- [PROBLEM STATEMENT]
Transcribe the full listing exactly, and drop every picture.
--- start of PROVIDED RECORDS ---
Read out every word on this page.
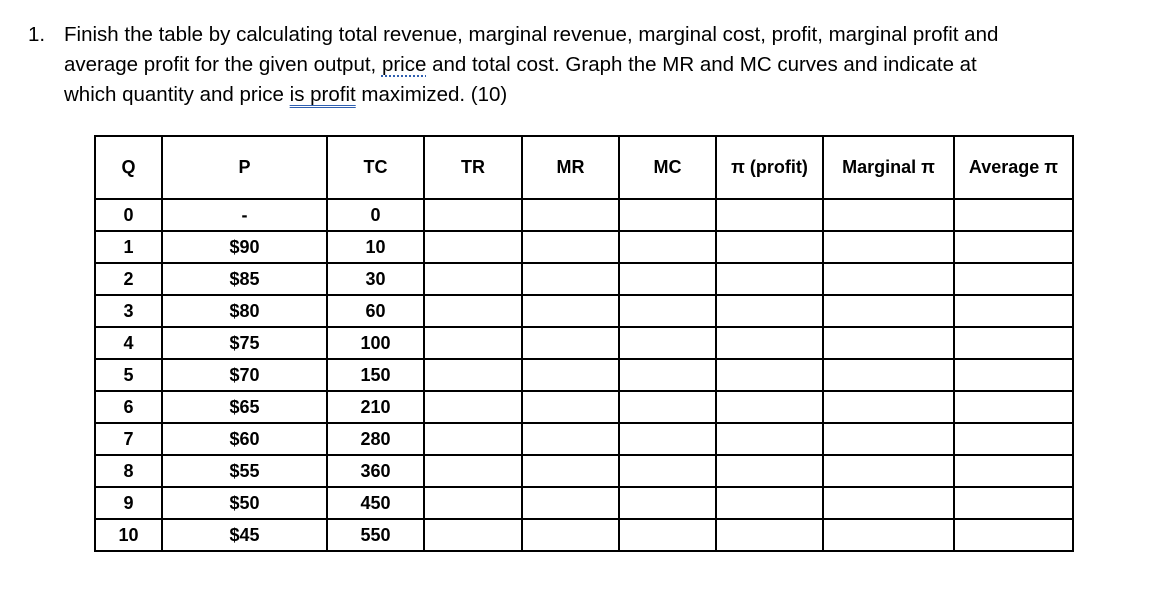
1. Finish the table by calculating total revenue, marginal revenue, marginal cost, profit, marginal profit and
average profit for the given output, price and total cost. Graph the MR and MC curves and indicate at
which quantity and price is profit maximized. (10)
Q	P	TC	TR	MR	MC	π (profit)	Marginal π	Average π
0	-	0						
1	$90	10						
2	$85	30						
3	$80	60						
4	$75	100						
5	$70	150						
6	$65	210						
7	$60	280						
8	$55	360						
9	$50	450						
10	$45	550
--- end of PROVIDED RECORDS ---
- [TASK RESULT]
Read out every word on this page.
1. Finish the table by calculating total revenue, marginal revenue, marginal cost, profit, marginal profit and
average profit for the given output, price and total cost. Graph the MR and MC curves and indicate at
which quantity and price is profit maximized. (10)
Q	P	TC	TR	MR	MC	π (profit)	Marginal π	Average π
0	-	0						
1	$90	10						
2	$85	30						
3	$80	60						
4	$75	100						
5	$70	150						
6	$65	210						
7	$60	280						
8	$55	360						
9	$50	450						
10	$45	550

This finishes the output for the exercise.